start
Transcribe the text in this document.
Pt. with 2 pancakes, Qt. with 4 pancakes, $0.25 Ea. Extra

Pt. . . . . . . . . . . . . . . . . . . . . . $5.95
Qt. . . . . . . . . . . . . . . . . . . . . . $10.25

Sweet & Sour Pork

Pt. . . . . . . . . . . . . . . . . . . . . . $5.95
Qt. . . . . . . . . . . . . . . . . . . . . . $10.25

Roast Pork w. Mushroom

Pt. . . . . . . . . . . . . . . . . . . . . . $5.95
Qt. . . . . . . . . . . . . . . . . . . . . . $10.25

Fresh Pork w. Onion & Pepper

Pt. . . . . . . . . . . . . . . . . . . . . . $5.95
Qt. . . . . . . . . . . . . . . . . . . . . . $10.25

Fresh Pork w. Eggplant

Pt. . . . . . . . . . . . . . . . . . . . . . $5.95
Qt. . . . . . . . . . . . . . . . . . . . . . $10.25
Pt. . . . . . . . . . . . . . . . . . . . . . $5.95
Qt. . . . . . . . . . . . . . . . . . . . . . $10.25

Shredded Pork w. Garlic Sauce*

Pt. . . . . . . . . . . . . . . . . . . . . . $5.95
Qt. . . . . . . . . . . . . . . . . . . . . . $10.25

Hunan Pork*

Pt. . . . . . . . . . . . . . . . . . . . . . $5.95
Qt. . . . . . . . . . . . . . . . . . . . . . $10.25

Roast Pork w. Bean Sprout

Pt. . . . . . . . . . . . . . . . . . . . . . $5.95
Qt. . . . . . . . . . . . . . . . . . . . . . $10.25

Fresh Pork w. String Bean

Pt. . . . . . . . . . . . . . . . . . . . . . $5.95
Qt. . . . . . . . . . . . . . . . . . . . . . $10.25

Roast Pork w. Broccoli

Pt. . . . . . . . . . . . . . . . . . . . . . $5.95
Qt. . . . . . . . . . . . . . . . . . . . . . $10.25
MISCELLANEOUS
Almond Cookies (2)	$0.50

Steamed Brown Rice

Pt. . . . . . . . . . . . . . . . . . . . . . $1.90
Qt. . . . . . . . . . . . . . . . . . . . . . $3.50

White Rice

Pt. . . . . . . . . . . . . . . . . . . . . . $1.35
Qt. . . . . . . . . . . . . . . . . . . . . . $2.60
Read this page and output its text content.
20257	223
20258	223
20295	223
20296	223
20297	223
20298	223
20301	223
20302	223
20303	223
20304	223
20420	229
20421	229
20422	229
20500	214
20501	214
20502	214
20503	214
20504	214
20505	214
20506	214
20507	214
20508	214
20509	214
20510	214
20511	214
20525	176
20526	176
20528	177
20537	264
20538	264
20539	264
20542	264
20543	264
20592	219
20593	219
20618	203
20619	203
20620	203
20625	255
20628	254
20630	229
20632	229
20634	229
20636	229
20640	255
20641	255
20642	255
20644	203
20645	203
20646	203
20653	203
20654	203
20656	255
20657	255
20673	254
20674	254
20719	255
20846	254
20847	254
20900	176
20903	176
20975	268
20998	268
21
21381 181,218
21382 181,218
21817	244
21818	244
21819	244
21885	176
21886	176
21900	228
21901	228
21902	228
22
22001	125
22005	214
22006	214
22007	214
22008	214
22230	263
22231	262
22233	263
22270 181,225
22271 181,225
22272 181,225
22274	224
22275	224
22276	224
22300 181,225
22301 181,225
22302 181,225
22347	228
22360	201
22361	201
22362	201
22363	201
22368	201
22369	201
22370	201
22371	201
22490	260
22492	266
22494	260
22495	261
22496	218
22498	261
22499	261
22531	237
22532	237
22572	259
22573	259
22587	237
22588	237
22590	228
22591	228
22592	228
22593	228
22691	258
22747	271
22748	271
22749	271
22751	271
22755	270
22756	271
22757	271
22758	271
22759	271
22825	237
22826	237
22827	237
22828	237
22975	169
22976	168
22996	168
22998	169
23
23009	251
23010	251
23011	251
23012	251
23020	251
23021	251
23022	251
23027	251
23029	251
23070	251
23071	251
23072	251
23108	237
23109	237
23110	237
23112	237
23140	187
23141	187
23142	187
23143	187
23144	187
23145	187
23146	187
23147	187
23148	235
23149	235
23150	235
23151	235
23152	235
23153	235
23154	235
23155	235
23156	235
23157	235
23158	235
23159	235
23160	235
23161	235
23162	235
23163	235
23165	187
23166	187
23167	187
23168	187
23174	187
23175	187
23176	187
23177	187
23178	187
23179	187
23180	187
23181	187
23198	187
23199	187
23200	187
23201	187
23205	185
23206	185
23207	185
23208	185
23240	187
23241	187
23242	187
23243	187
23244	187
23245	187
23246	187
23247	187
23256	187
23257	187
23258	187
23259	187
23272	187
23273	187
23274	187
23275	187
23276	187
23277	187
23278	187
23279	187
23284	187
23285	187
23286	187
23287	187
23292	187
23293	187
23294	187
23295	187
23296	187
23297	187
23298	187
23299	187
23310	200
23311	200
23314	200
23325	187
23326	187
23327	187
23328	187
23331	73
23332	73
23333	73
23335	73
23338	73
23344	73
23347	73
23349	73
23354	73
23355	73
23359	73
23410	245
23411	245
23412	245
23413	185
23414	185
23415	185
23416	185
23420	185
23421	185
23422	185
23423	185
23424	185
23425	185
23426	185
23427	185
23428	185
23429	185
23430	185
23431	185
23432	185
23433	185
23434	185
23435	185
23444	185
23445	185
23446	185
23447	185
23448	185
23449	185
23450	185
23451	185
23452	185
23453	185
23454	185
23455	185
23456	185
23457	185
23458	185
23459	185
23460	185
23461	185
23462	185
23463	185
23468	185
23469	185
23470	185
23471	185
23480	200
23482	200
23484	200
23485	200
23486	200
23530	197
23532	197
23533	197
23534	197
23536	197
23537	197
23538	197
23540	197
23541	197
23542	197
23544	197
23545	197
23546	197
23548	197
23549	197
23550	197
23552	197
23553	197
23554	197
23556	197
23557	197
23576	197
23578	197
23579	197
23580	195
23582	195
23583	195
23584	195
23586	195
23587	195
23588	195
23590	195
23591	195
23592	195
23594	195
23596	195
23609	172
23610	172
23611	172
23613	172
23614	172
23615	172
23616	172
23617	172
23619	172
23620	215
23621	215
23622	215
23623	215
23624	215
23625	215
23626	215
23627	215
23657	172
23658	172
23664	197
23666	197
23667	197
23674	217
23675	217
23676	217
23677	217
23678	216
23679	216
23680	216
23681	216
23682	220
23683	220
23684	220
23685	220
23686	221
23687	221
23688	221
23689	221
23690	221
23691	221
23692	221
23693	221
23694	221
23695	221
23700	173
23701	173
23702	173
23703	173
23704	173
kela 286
end
> [Aim] Scan the listing above for the word "this" and show each line where it is found.

> [Response]
Transcribe the text in this document.
Read this page and output its text content.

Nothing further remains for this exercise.